**GOAL OF THE EXERCISE**. Select all lines with the string "работников" in them, and copy those lines.

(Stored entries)

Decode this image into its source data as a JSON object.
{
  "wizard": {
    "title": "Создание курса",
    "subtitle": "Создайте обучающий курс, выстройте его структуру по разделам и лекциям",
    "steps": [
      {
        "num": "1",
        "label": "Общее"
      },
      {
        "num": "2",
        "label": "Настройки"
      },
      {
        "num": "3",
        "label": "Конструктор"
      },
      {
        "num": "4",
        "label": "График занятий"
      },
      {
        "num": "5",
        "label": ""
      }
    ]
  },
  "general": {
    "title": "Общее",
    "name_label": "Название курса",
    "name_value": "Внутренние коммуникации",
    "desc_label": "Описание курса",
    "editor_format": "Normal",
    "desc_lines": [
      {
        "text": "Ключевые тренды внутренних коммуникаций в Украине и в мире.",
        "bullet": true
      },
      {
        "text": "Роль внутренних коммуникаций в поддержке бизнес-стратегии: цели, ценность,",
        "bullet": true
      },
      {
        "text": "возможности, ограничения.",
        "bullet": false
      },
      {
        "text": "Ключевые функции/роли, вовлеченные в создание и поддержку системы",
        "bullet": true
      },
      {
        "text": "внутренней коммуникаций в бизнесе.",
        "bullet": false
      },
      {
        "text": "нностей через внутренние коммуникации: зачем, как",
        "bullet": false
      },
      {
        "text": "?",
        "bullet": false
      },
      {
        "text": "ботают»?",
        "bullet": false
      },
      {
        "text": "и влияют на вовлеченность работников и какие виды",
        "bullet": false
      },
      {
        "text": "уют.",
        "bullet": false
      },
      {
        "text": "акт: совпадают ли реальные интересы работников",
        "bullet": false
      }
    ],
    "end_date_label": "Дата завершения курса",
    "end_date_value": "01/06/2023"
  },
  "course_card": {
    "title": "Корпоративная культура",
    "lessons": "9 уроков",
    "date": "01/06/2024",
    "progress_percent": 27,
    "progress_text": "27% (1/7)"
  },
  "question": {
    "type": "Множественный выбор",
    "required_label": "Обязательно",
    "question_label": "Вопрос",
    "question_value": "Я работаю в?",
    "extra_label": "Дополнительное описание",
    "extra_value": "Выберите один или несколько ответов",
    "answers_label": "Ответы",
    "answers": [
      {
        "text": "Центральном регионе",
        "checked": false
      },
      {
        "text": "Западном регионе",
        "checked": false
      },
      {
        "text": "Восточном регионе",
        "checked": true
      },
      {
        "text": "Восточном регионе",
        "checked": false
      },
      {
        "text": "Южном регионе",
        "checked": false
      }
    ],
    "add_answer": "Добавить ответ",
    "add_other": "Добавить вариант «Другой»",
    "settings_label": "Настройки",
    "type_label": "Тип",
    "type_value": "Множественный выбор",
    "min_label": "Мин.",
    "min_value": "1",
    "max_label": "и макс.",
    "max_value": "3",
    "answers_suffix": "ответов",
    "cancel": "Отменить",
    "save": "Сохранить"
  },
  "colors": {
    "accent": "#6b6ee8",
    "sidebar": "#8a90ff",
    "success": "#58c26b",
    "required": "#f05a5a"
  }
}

**ANSWER TO THIS EXERCISE**.
        "text": "и влияют на вовлеченность работников и какие виды",
        "text": "акт: совпадают ли реальные интересы работников",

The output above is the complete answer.